PROVIDED DATA:
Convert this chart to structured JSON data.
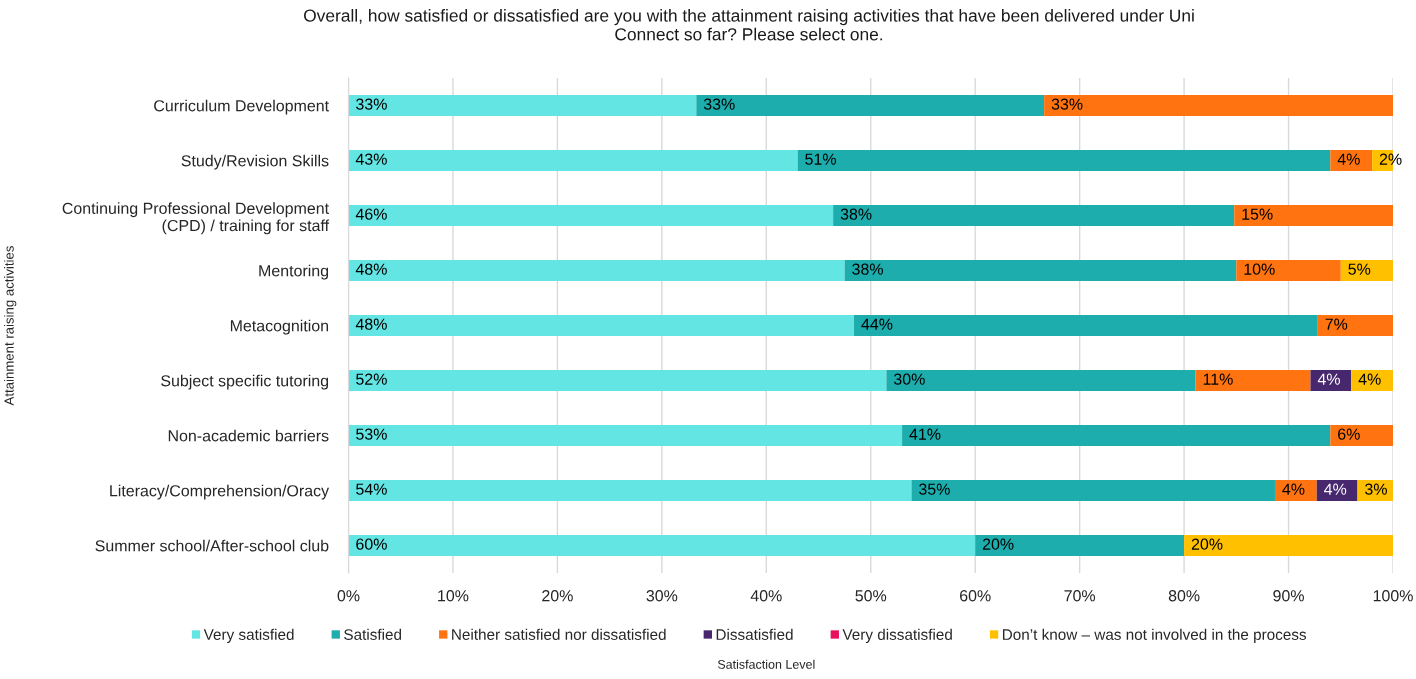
{
  "chart_data": {
    "type": "bar",
    "orientation": "horizontal",
    "stacked": true,
    "title": "Overall, how satisfied or dissatisfied are you with the attainment raising activities that have been delivered under Uni\nConnect so far? Please select one.",
    "xlabel": "Satisfaction Level",
    "ylabel": "Attainment raising activities",
    "categories": [
      "Curriculum Development",
      "Study/Revision Skills",
      "Continuing Professional Development\n(CPD) / training for staff",
      "Mentoring",
      "Metacognition",
      "Subject specific tutoring",
      "Non-academic barriers",
      "Literacy/Comprehension/Oracy",
      "Summer school/After-school club"
    ],
    "series": [
      {
        "name": "Very satisfied",
        "color": "#63e5e4",
        "values": [
          33.3,
          43,
          46.4,
          47.5,
          48.4,
          51.5,
          53,
          53.9,
          60
        ],
        "value_labels": [
          "33%",
          "43%",
          "46%",
          "48%",
          "48%",
          "52%",
          "53%",
          "54%",
          "60%"
        ]
      },
      {
        "name": "Satisfied",
        "color": "#1dadad",
        "values": [
          33.3,
          51,
          38.4,
          37.5,
          44.4,
          29.6,
          41,
          34.8,
          20
        ],
        "value_labels": [
          "33%",
          "51%",
          "38%",
          "38%",
          "44%",
          "30%",
          "41%",
          "35%",
          "20%"
        ]
      },
      {
        "name": "Neither satisfied nor dissatisfied",
        "color": "#ff7410",
        "values": [
          33.4,
          4,
          15.2,
          10,
          7.2,
          11.0,
          6,
          4.0,
          null
        ],
        "value_labels": [
          "33%",
          "4%",
          "15%",
          "10%",
          "7%",
          "11%",
          "6%",
          "4%",
          null
        ]
      },
      {
        "name": "Dissatisfied",
        "color": "#47286e",
        "values": [
          null,
          null,
          null,
          null,
          null,
          3.9,
          null,
          3.9,
          null
        ],
        "value_labels": [
          null,
          null,
          null,
          null,
          null,
          "4%",
          null,
          "4%",
          null
        ]
      },
      {
        "name": "Very dissatisfied",
        "color": "#e8115d",
        "values": [
          null,
          null,
          null,
          null,
          null,
          null,
          null,
          null,
          null
        ]
      },
      {
        "name": "Don’t know – was not involved in the process",
        "color": "#ffc000",
        "values": [
          null,
          2,
          null,
          5,
          null,
          4.0,
          null,
          3.4,
          20
        ],
        "value_labels": [
          null,
          "2%",
          null,
          "5%",
          null,
          "4%",
          null,
          "3%",
          "20%"
        ]
      }
    ],
    "xlim": [
      0,
      100
    ],
    "xticks": [
      {
        "value": 0,
        "label": "0%"
      },
      {
        "value": 10,
        "label": "10%"
      },
      {
        "value": 20,
        "label": "20%"
      },
      {
        "value": 30,
        "label": "30%"
      },
      {
        "value": 40,
        "label": "40%"
      },
      {
        "value": 50,
        "label": "50%"
      },
      {
        "value": 60,
        "label": "60%"
      },
      {
        "value": 70,
        "label": "70%"
      },
      {
        "value": 80,
        "label": "80%"
      },
      {
        "value": 90,
        "label": "90%"
      },
      {
        "value": 100,
        "label": "100%"
      }
    ],
    "grid": "x",
    "legend": "bottom"
  }
}
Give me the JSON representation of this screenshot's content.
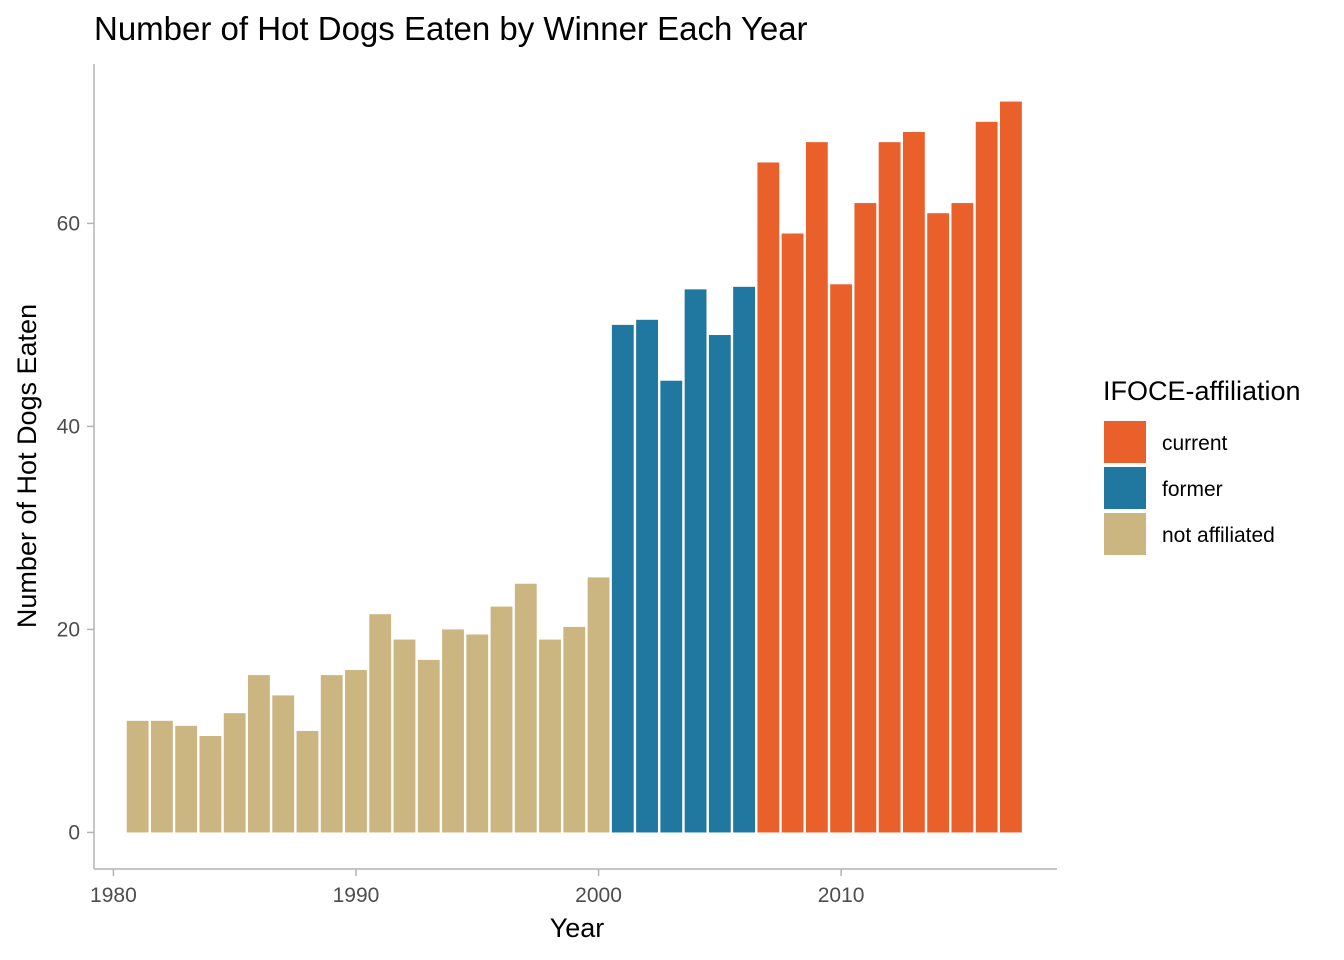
{
  "chart_data": {
    "type": "bar",
    "title": "Number of Hot Dogs Eaten by Winner Each Year",
    "xlabel": "Year",
    "ylabel": "Number of Hot Dogs Eaten",
    "xlim": [
      1979.2,
      2018.9
    ],
    "ylim": [
      -3.6,
      75.7
    ],
    "x_ticks": [
      1980,
      1990,
      2000,
      2010
    ],
    "y_ticks": [
      0,
      20,
      40,
      60
    ],
    "grid": false,
    "legend": {
      "title": "IFOCE-affiliation",
      "position": "right",
      "entries": [
        {
          "name": "current",
          "color": "#E9602B"
        },
        {
          "name": "former",
          "color": "#2077A0"
        },
        {
          "name": "not affiliated",
          "color": "#CBB580"
        }
      ]
    },
    "data": [
      {
        "year": 1981,
        "value": 11,
        "group": "not affiliated"
      },
      {
        "year": 1982,
        "value": 11,
        "group": "not affiliated"
      },
      {
        "year": 1983,
        "value": 10.5,
        "group": "not affiliated"
      },
      {
        "year": 1984,
        "value": 9.5,
        "group": "not affiliated"
      },
      {
        "year": 1985,
        "value": 11.75,
        "group": "not affiliated"
      },
      {
        "year": 1986,
        "value": 15.5,
        "group": "not affiliated"
      },
      {
        "year": 1987,
        "value": 13.5,
        "group": "not affiliated"
      },
      {
        "year": 1988,
        "value": 10,
        "group": "not affiliated"
      },
      {
        "year": 1989,
        "value": 15.5,
        "group": "not affiliated"
      },
      {
        "year": 1990,
        "value": 16,
        "group": "not affiliated"
      },
      {
        "year": 1991,
        "value": 21.5,
        "group": "not affiliated"
      },
      {
        "year": 1992,
        "value": 19,
        "group": "not affiliated"
      },
      {
        "year": 1993,
        "value": 17,
        "group": "not affiliated"
      },
      {
        "year": 1994,
        "value": 20,
        "group": "not affiliated"
      },
      {
        "year": 1995,
        "value": 19.5,
        "group": "not affiliated"
      },
      {
        "year": 1996,
        "value": 22.25,
        "group": "not affiliated"
      },
      {
        "year": 1997,
        "value": 24.5,
        "group": "not affiliated"
      },
      {
        "year": 1998,
        "value": 19,
        "group": "not affiliated"
      },
      {
        "year": 1999,
        "value": 20.25,
        "group": "not affiliated"
      },
      {
        "year": 2000,
        "value": 25.125,
        "group": "not affiliated"
      },
      {
        "year": 2001,
        "value": 50,
        "group": "former"
      },
      {
        "year": 2002,
        "value": 50.5,
        "group": "former"
      },
      {
        "year": 2003,
        "value": 44.5,
        "group": "former"
      },
      {
        "year": 2004,
        "value": 53.5,
        "group": "former"
      },
      {
        "year": 2005,
        "value": 49,
        "group": "former"
      },
      {
        "year": 2006,
        "value": 53.75,
        "group": "former"
      },
      {
        "year": 2007,
        "value": 66,
        "group": "current"
      },
      {
        "year": 2008,
        "value": 59,
        "group": "current"
      },
      {
        "year": 2009,
        "value": 68,
        "group": "current"
      },
      {
        "year": 2010,
        "value": 54,
        "group": "current"
      },
      {
        "year": 2011,
        "value": 62,
        "group": "current"
      },
      {
        "year": 2012,
        "value": 68,
        "group": "current"
      },
      {
        "year": 2013,
        "value": 69,
        "group": "current"
      },
      {
        "year": 2014,
        "value": 61,
        "group": "current"
      },
      {
        "year": 2015,
        "value": 62,
        "group": "current"
      },
      {
        "year": 2016,
        "value": 70,
        "group": "current"
      },
      {
        "year": 2017,
        "value": 72,
        "group": "current"
      }
    ]
  }
}
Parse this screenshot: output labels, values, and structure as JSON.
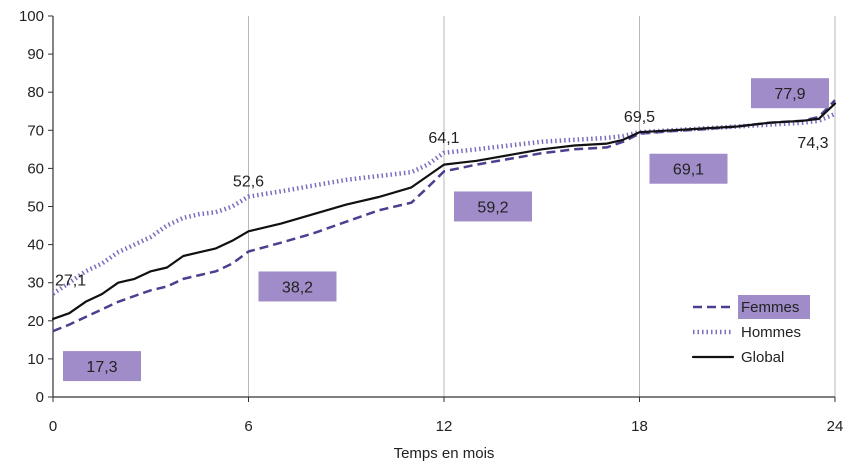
{
  "chart_data": {
    "type": "line",
    "title": "",
    "xlabel": "Temps en mois",
    "ylabel": "",
    "xlim": [
      0,
      24
    ],
    "ylim": [
      0,
      100
    ],
    "x_ticks": [
      "0",
      "6",
      "12",
      "18",
      "24"
    ],
    "y_ticks": [
      "0",
      "10",
      "20",
      "30",
      "40",
      "50",
      "60",
      "70",
      "80",
      "90",
      "100"
    ],
    "vertical_gridlines_at": [
      6,
      12,
      18,
      24
    ],
    "legend_position": "bottom-right",
    "colors": {
      "femmes": "#4b3f8f",
      "hommes": "#7a6fbf",
      "global": "#111111",
      "label_box": "#a08cc8"
    },
    "series": [
      {
        "name": "Femmes",
        "style": "dashed",
        "x": [
          0,
          0.5,
          1,
          1.5,
          2,
          2.5,
          3,
          3.5,
          4,
          4.5,
          5,
          5.5,
          6,
          7,
          8,
          9,
          10,
          11,
          11.5,
          12,
          13,
          14,
          15,
          16,
          17,
          17.5,
          18,
          19,
          20,
          21,
          22,
          23,
          23.5,
          24
        ],
        "y": [
          17.3,
          19,
          21,
          23,
          25,
          26.5,
          28,
          29,
          31,
          32,
          33,
          35,
          38.2,
          40.5,
          43,
          46,
          49,
          51,
          55,
          59.2,
          61,
          62.5,
          64,
          65,
          65.5,
          67,
          69.1,
          69.8,
          70.3,
          71,
          72,
          72.5,
          73.5,
          77.9
        ]
      },
      {
        "name": "Hommes",
        "style": "dotted",
        "x": [
          0,
          0.5,
          1,
          1.5,
          2,
          2.5,
          3,
          3.5,
          4,
          4.5,
          5,
          5.5,
          6,
          7,
          8,
          9,
          10,
          11,
          11.5,
          12,
          13,
          14,
          15,
          16,
          17,
          17.5,
          18,
          19,
          20,
          21,
          22,
          23,
          23.5,
          24
        ],
        "y": [
          27.1,
          30,
          33,
          35,
          38,
          40,
          42,
          45,
          47,
          48,
          48.5,
          50,
          52.6,
          54,
          55.5,
          57,
          58,
          59,
          61,
          64.1,
          65,
          66,
          67,
          67.5,
          68,
          68.5,
          69.5,
          70,
          70.5,
          71,
          71.5,
          72,
          72.5,
          74.3
        ]
      },
      {
        "name": "Global",
        "style": "solid",
        "x": [
          0,
          0.5,
          1,
          1.5,
          2,
          2.5,
          3,
          3.5,
          4,
          4.5,
          5,
          5.5,
          6,
          7,
          8,
          9,
          10,
          11,
          11.5,
          12,
          12.5,
          13,
          14,
          15,
          16,
          17,
          17.5,
          18,
          19,
          20,
          21,
          22,
          23,
          23.5,
          24
        ],
        "y": [
          20.5,
          22,
          25,
          27,
          30,
          31,
          33,
          34,
          37,
          38,
          39,
          41,
          43.5,
          45.5,
          48,
          50.5,
          52.5,
          55,
          58,
          61,
          61.5,
          62,
          63.5,
          65,
          66,
          66.5,
          67.5,
          69.5,
          70,
          70.5,
          71,
          72,
          72.5,
          73,
          77
        ]
      }
    ],
    "annotations": [
      {
        "text": "27,1",
        "x": 0,
        "y": 27.1,
        "series": "Hommes",
        "boxed": false,
        "pos": "above"
      },
      {
        "text": "52,6",
        "x": 6,
        "y": 52.6,
        "series": "Hommes",
        "boxed": false,
        "pos": "above"
      },
      {
        "text": "64,1",
        "x": 12,
        "y": 64.1,
        "series": "Hommes",
        "boxed": false,
        "pos": "above"
      },
      {
        "text": "69,5",
        "x": 18,
        "y": 69.5,
        "series": "Hommes",
        "boxed": false,
        "pos": "above"
      },
      {
        "text": "74,3",
        "x": 24,
        "y": 74.3,
        "series": "Hommes",
        "boxed": false,
        "pos": "left-below"
      },
      {
        "text": "17,3",
        "x": 0,
        "y": 17.3,
        "series": "Femmes",
        "boxed": true,
        "pos": "below"
      },
      {
        "text": "38,2",
        "x": 6,
        "y": 38.2,
        "series": "Femmes",
        "boxed": true,
        "pos": "below"
      },
      {
        "text": "59,2",
        "x": 12,
        "y": 59.2,
        "series": "Femmes",
        "boxed": true,
        "pos": "below"
      },
      {
        "text": "69,1",
        "x": 18,
        "y": 69.1,
        "series": "Femmes",
        "boxed": true,
        "pos": "below"
      },
      {
        "text": "77,9",
        "x": 24,
        "y": 77.9,
        "series": "Femmes",
        "boxed": true,
        "pos": "left-above"
      }
    ]
  }
}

YOUR OBJECTIVE:
Count all lines of the data that include "text". The answer is the number alone.

RESPONSE TO THE EXERCISE:
10